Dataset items
┌──
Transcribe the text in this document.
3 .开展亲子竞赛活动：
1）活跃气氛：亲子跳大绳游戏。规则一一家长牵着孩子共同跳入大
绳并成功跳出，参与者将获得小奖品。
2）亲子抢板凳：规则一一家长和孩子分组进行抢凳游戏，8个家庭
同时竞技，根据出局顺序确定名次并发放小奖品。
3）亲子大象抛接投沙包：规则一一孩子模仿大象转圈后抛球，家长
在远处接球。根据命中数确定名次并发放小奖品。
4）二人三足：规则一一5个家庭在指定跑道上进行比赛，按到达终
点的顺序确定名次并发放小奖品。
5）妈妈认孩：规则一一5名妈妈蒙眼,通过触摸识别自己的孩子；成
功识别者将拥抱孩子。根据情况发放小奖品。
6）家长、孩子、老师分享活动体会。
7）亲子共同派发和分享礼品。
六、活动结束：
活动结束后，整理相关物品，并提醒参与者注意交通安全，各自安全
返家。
└──
» Exercise requirements:
Quote all the records exactly, please, leaving none out.

» Response to the exercise:
Transcribe the text in this document.
3 .开展亲子竞赛活动：
1）活跃气氛：亲子跳大绳游戏。规则一一家长牵着孩子共同跳入大
绳并成功跳出，参与者将获得小奖品。
2）亲子抢板凳：规则一一家长和孩子分组进行抢凳游戏，8个家庭
同时竞技，根据出局顺序确定名次并发放小奖品。
3）亲子大象抛接投沙包：规则一一孩子模仿大象转圈后抛球，家长
在远处接球。根据命中数确定名次并发放小奖品。
4）二人三足：规则一一5个家庭在指定跑道上进行比赛，按到达终
点的顺序确定名次并发放小奖品。
5）妈妈认孩：规则一一5名妈妈蒙眼,通过触摸识别自己的孩子；成
功识别者将拥抱孩子。根据情况发放小奖品。
6）家长、孩子、老师分享活动体会。
7）亲子共同派发和分享礼品。
六、活动结束：
活动结束后，整理相关物品，并提醒参与者注意交通安全，各自安全
返家。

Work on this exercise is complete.